A run of records
_ _ _ _ _ _ _

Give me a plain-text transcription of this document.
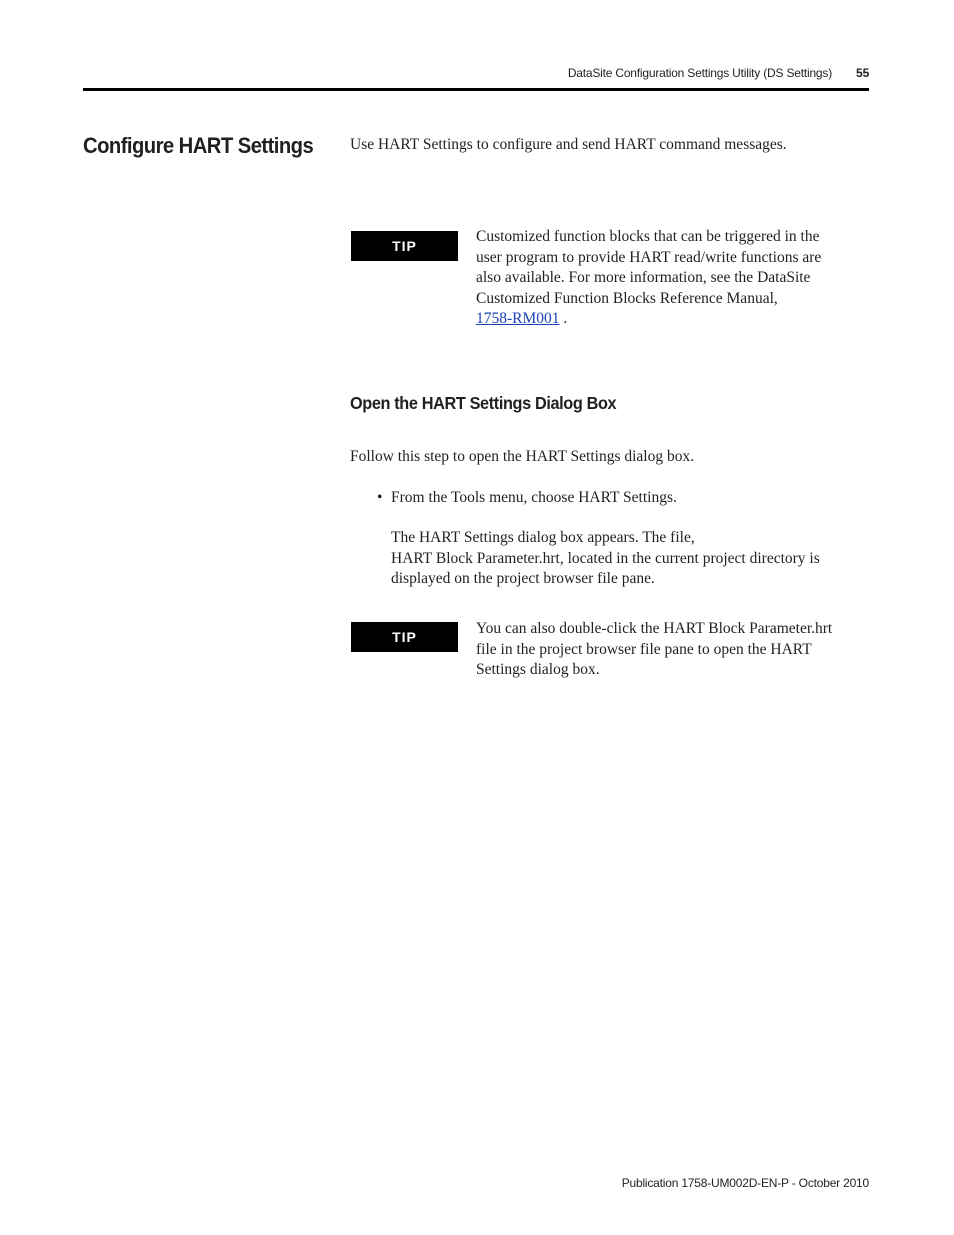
DataSite Configuration Settings Utility (DS Settings) 55
Configure HART Settings Use HART Settings to configure and send HART command messages.
TIP
Customized function blocks that can be triggered in the
user program to provide HART read/write functions are
also available. For more information, see the DataSite
Customized Function Blocks Reference Manual,
1758-RM001 .
Open the HART Settings Dialog Box
Follow this step to open the HART Settings dialog box.
• From the Tools menu, choose HART Settings.
The HART Settings dialog box appears. The file,
HART Block Parameter.hrt, located in the current project directory is
displayed on the project browser file pane.
TIP	You can also double-click the HART Block Parameter.hrt
file in the project browser file pane to open the HART
Settings dialog box.
Publication 1758-UM002D-EN-P - October 2010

_ _ _ _ _ _ _

Restate each entry word for word, leaving out any pictures.

_Correct output_.
Give me a plain-text transcription of this document.
DataSite Configuration Settings Utility (DS Settings) 55
Configure HART Settings Use HART Settings to configure and send HART command messages.
TIP
Customized function blocks that can be triggered in the
user program to provide HART read/write functions are
also available. For more information, see the DataSite
Customized Function Blocks Reference Manual,
1758-RM001 .
Open the HART Settings Dialog Box
Follow this step to open the HART Settings dialog box.
• From the Tools menu, choose HART Settings.
The HART Settings dialog box appears. The file,
HART Block Parameter.hrt, located in the current project directory is
displayed on the project browser file pane.
TIP	You can also double-click the HART Block Parameter.hrt
file in the project browser file pane to open the HART
Settings dialog box.
Publication 1758-UM002D-EN-P - October 2010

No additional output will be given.